Exercise details:
Exactly repeat the material, dropping every picture from the copy.

Provided information:
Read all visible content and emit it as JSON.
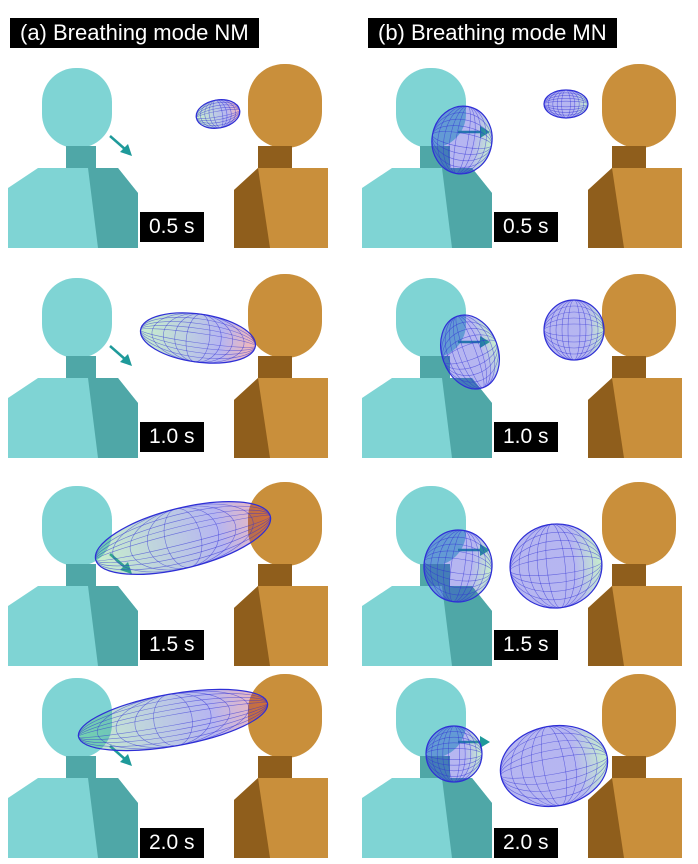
{
  "columns": [
    {
      "title": "(a) Breathing mode NM"
    },
    {
      "title": "(b) Breathing mode MN"
    }
  ],
  "times": [
    "0.5 s",
    "1.0 s",
    "1.5 s",
    "2.0 s"
  ],
  "colors": {
    "left_manikin": "#7fd4d4",
    "left_manikin_shadow": "#4fa7a7",
    "right_manikin": "#c98f3b",
    "right_manikin_shadow": "#8f5e1c",
    "arrow": "#1f9a9a",
    "mesh_blue": "#2f2fd6",
    "mesh_hot": "#e7332a",
    "mesh_green": "#5fd26a"
  }
}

Answer to this exercise:
Read all visible content and emit it as JSON.
{
  "columns": [
    {
      "title": "(a) Breathing mode NM"
    },
    {
      "title": "(b) Breathing mode MN"
    }
  ],
  "times": [
    "0.5 s",
    "1.0 s",
    "1.5 s",
    "2.0 s"
  ],
  "colors": {
    "left_manikin": "#7fd4d4",
    "left_manikin_shadow": "#4fa7a7",
    "right_manikin": "#c98f3b",
    "right_manikin_shadow": "#8f5e1c",
    "arrow": "#1f9a9a",
    "mesh_blue": "#2f2fd6",
    "mesh_hot": "#e7332a",
    "mesh_green": "#5fd26a"
  }
}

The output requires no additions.